* What to work on
Gather every line of the entries that includes the word "values".

(Figure dataset records)
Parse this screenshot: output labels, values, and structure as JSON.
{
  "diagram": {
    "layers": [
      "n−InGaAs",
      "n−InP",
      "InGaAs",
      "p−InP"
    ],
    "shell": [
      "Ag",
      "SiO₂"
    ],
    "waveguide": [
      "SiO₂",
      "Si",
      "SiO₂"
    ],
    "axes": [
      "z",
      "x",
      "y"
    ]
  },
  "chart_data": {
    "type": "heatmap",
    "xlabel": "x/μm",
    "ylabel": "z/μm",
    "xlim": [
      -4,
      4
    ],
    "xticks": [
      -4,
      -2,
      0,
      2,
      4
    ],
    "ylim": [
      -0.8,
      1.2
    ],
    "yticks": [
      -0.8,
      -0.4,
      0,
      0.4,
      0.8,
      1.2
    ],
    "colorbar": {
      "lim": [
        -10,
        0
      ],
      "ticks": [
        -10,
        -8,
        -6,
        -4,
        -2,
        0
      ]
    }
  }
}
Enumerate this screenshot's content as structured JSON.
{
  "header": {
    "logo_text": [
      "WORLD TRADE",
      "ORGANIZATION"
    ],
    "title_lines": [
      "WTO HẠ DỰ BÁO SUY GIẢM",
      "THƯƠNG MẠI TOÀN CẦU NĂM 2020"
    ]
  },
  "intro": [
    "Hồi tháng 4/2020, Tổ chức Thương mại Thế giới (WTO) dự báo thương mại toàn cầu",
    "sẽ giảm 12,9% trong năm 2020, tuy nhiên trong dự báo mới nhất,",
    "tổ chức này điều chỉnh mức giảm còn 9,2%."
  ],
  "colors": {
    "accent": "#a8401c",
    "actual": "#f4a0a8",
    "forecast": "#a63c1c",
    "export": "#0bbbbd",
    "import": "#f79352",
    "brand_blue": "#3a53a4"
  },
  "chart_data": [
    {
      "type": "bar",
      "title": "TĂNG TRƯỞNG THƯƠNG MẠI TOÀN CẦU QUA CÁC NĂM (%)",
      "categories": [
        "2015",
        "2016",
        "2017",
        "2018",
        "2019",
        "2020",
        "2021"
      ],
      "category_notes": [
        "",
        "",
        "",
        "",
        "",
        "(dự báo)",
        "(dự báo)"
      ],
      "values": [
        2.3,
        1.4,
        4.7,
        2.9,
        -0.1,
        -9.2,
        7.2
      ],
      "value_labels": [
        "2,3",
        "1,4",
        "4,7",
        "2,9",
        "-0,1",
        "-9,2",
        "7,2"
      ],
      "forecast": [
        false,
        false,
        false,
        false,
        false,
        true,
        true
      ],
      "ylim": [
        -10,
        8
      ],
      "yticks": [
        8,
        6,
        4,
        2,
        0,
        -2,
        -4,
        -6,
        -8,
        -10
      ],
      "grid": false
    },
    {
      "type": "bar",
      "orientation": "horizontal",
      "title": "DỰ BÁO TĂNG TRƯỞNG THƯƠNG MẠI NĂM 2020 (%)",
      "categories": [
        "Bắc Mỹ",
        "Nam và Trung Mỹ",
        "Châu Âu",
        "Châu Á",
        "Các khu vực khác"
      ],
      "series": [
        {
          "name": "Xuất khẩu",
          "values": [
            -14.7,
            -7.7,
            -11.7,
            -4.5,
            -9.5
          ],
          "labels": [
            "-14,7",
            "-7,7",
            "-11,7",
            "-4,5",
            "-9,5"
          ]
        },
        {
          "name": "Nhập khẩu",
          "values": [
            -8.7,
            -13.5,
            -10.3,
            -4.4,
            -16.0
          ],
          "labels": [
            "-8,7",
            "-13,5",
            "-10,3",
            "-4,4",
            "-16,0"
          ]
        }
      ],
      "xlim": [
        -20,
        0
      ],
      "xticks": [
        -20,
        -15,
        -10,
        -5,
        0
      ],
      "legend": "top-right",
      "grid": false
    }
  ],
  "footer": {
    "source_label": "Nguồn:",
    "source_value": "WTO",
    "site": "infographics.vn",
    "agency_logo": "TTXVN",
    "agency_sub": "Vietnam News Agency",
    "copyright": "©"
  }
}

* Result for this exercise
Parse this screenshot: output labels, values, and structure as JSON.
      "values": [
          "values": [
          "values": [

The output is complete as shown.